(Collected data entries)

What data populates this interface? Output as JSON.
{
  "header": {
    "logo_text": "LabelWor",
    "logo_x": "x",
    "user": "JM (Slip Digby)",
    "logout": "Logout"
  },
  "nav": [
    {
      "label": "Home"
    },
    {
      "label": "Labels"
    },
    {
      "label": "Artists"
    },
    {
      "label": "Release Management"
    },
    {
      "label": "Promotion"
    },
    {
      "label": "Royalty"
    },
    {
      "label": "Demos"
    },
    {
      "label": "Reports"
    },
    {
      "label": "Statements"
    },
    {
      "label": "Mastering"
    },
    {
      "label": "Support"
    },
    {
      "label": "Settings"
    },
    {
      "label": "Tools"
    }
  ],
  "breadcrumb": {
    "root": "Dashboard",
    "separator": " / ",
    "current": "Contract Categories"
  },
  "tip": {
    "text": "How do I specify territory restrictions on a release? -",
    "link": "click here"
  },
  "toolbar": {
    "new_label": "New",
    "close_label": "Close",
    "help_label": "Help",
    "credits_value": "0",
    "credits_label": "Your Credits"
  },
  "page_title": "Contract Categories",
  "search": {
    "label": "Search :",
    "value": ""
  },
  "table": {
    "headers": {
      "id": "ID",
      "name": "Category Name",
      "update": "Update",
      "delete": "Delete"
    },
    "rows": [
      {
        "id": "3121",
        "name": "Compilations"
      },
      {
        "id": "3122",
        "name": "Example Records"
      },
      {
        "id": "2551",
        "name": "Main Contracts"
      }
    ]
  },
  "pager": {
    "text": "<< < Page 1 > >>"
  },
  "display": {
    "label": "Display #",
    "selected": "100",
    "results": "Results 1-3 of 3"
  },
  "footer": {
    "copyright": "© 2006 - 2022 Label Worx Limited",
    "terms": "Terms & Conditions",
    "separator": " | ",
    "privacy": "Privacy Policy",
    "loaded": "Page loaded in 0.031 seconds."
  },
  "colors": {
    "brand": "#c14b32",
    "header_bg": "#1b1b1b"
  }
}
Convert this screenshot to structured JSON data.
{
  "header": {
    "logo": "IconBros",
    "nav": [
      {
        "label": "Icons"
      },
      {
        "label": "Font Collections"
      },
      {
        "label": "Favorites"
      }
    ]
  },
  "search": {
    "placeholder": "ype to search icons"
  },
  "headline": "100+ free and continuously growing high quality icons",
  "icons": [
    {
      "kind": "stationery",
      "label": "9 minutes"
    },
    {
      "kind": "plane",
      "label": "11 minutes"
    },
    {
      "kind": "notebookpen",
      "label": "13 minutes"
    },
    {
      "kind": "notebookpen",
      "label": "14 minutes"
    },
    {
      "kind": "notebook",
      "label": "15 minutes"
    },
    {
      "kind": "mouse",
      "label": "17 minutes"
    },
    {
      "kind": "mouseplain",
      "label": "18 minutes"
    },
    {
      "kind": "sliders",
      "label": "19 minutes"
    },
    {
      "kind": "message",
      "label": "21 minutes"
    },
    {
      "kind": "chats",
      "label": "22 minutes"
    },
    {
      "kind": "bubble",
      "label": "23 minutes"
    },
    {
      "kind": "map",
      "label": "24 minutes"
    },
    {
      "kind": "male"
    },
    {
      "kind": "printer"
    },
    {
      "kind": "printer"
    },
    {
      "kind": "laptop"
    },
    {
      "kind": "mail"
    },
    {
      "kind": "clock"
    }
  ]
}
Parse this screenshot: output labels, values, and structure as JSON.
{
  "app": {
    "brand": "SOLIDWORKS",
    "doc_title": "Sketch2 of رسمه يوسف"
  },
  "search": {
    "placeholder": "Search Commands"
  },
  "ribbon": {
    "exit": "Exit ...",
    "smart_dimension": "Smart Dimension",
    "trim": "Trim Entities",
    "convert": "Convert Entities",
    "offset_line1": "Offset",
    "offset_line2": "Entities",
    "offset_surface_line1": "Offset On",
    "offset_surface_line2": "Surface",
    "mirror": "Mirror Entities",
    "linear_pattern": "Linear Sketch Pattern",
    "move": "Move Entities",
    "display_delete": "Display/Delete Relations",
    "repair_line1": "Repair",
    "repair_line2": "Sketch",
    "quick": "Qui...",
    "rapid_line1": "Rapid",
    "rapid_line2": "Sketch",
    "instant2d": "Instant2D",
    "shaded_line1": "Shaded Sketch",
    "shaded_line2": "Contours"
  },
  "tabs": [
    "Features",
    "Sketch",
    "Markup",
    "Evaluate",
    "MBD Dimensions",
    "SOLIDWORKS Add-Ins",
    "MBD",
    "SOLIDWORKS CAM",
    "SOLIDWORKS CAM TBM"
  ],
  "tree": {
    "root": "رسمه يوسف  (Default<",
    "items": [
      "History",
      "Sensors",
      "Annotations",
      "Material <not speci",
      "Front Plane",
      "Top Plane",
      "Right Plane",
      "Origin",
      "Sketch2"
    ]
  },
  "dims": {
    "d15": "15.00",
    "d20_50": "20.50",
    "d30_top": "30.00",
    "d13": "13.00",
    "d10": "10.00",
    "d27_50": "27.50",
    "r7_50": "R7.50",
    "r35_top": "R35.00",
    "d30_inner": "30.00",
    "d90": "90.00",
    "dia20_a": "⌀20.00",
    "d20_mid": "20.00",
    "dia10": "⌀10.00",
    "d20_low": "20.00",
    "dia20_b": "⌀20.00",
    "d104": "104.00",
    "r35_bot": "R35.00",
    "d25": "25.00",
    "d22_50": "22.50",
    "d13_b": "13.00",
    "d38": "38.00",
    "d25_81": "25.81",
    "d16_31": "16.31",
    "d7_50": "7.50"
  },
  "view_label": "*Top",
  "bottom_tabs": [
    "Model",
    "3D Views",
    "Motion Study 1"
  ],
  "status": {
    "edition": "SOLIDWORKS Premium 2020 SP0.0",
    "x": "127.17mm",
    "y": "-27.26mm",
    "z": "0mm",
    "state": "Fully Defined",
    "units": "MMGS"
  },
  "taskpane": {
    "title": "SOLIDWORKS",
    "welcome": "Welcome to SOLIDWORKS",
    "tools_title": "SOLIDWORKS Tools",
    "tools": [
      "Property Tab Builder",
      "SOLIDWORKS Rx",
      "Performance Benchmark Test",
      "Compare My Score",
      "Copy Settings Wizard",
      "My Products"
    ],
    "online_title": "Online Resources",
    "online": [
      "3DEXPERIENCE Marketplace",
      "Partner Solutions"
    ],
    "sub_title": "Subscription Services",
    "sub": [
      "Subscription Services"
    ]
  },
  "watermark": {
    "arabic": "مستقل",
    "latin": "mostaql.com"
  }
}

DIRECTIVE: Would you copy out each line exactly as written?

ANSWER TO THE PROBLEM:
What data populates this interface? Output as JSON.
{
  "header": {
    "logo_text": "LabelWor",
    "logo_x": "x",
    "user": "JM (Slip Digby)",
    "logout": "Logout"
  },
  "nav": [
    {
      "label": "Home"
    },
    {
      "label": "Labels"
    },
    {
      "label": "Artists"
    },
    {
      "label": "Release Management"
    },
    {
      "label": "Promotion"
    },
    {
      "label": "Royalty"
    },
    {
      "label": "Demos"
    },
    {
      "label": "Reports"
    },
    {
      "label": "Statements"
    },
    {
      "label": "Mastering"
    },
    {
      "label": "Support"
    },
    {
      "label": "Settings"
    },
    {
      "label": "Tools"
    }
  ],
  "breadcrumb": {
    "root": "Dashboard",
    "separator": " / ",
    "current": "Contract Categories"
  },
  "tip": {
    "text": "How do I specify territory restrictions on a release? -",
    "link": "click here"
  },
  "toolbar": {
    "new_label": "New",
    "close_label": "Close",
    "help_label": "Help",
    "credits_value": "0",
    "credits_label": "Your Credits"
  },
  "page_title": "Contract Categories",
  "search": {
    "label": "Search :",
    "value": ""
  },
  "table": {
    "headers": {
      "id": "ID",
      "name": "Category Name",
      "update": "Update",
      "delete": "Delete"
    },
    "rows": [
      {
        "id": "3121",
        "name": "Compilations"
      },
      {
        "id": "3122",
        "name": "Example Records"
      },
      {
        "id": "2551",
        "name": "Main Contracts"
      }
    ]
  },
  "pager": {
    "text": "<< < Page 1 > >>"
  },
  "display": {
    "label": "Display #",
    "selected": "100",
    "results": "Results 1-3 of 3"
  },
  "footer": {
    "copyright": "© 2006 - 2022 Label Worx Limited",
    "terms": "Terms & Conditions",
    "separator": " | ",
    "privacy": "Privacy Policy",
    "loaded": "Page loaded in 0.031 seconds."
  },
  "colors": {
    "brand": "#c14b32",
    "header_bg": "#1b1b1b"
  }
}
Convert this screenshot to structured JSON data.
{
  "header": {
    "logo": "IconBros",
    "nav": [
      {
        "label": "Icons"
      },
      {
        "label": "Font Collections"
      },
      {
        "label": "Favorites"
      }
    ]
  },
  "search": {
    "placeholder": "ype to search icons"
  },
  "headline": "100+ free and continuously growing high quality icons",
  "icons": [
    {
      "kind": "stationery",
      "label": "9 minutes"
    },
    {
      "kind": "plane",
      "label": "11 minutes"
    },
    {
      "kind": "notebookpen",
      "label": "13 minutes"
    },
    {
      "kind": "notebookpen",
      "label": "14 minutes"
    },
    {
      "kind": "notebook",
      "label": "15 minutes"
    },
    {
      "kind": "mouse",
      "label": "17 minutes"
    },
    {
      "kind": "mouseplain",
      "label": "18 minutes"
    },
    {
      "kind": "sliders",
      "label": "19 minutes"
    },
    {
      "kind": "message",
      "label": "21 minutes"
    },
    {
      "kind": "chats",
      "label": "22 minutes"
    },
    {
      "kind": "bubble",
      "label": "23 minutes"
    },
    {
      "kind": "map",
      "label": "24 minutes"
    },
    {
      "kind": "male"
    },
    {
      "kind": "printer"
    },
    {
      "kind": "printer"
    },
    {
      "kind": "laptop"
    },
    {
      "kind": "mail"
    },
    {
      "kind": "clock"
    }
  ]
}
Parse this screenshot: output labels, values, and structure as JSON.
{
  "app": {
    "brand": "SOLIDWORKS",
    "doc_title": "Sketch2 of رسمه يوسف"
  },
  "search": {
    "placeholder": "Search Commands"
  },
  "ribbon": {
    "exit": "Exit ...",
    "smart_dimension": "Smart Dimension",
    "trim": "Trim Entities",
    "convert": "Convert Entities",
    "offset_line1": "Offset",
    "offset_line2": "Entities",
    "offset_surface_line1": "Offset On",
    "offset_surface_line2": "Surface",
    "mirror": "Mirror Entities",
    "linear_pattern": "Linear Sketch Pattern",
    "move": "Move Entities",
    "display_delete": "Display/Delete Relations",
    "repair_line1": "Repair",
    "repair_line2": "Sketch",
    "quick": "Qui...",
    "rapid_line1": "Rapid",
    "rapid_line2": "Sketch",
    "instant2d": "Instant2D",
    "shaded_line1": "Shaded Sketch",
    "shaded_line2": "Contours"
  },
  "tabs": [
    "Features",
    "Sketch",
    "Markup",
    "Evaluate",
    "MBD Dimensions",
    "SOLIDWORKS Add-Ins",
    "MBD",
    "SOLIDWORKS CAM",
    "SOLIDWORKS CAM TBM"
  ],
  "tree": {
    "root": "رسمه يوسف  (Default<",
    "items": [
      "History",
      "Sensors",
      "Annotations",
      "Material <not speci",
      "Front Plane",
      "Top Plane",
      "Right Plane",
      "Origin",
      "Sketch2"
    ]
  },
  "dims": {
    "d15": "15.00",
    "d20_50": "20.50",
    "d30_top": "30.00",
    "d13": "13.00",
    "d10": "10.00",
    "d27_50": "27.50",
    "r7_50": "R7.50",
    "r35_top": "R35.00",
    "d30_inner": "30.00",
    "d90": "90.00",
    "dia20_a": "⌀20.00",
    "d20_mid": "20.00",
    "dia10": "⌀10.00",
    "d20_low": "20.00",
    "dia20_b": "⌀20.00",
    "d104": "104.00",
    "r35_bot": "R35.00",
    "d25": "25.00",
    "d22_50": "22.50",
    "d13_b": "13.00",
    "d38": "38.00",
    "d25_81": "25.81",
    "d16_31": "16.31",
    "d7_50": "7.50"
  },
  "view_label": "*Top",
  "bottom_tabs": [
    "Model",
    "3D Views",
    "Motion Study 1"
  ],
  "status": {
    "edition": "SOLIDWORKS Premium 2020 SP0.0",
    "x": "127.17mm",
    "y": "-27.26mm",
    "z": "0mm",
    "state": "Fully Defined",
    "units": "MMGS"
  },
  "taskpane": {
    "title": "SOLIDWORKS",
    "welcome": "Welcome to SOLIDWORKS",
    "tools_title": "SOLIDWORKS Tools",
    "tools": [
      "Property Tab Builder",
      "SOLIDWORKS Rx",
      "Performance Benchmark Test",
      "Compare My Score",
      "Copy Settings Wizard",
      "My Products"
    ],
    "online_title": "Online Resources",
    "online": [
      "3DEXPERIENCE Marketplace",
      "Partner Solutions"
    ],
    "sub_title": "Subscription Services",
    "sub": [
      "Subscription Services"
    ]
  },
  "watermark": {
    "arabic": "مستقل",
    "latin": "mostaql.com"
  }
}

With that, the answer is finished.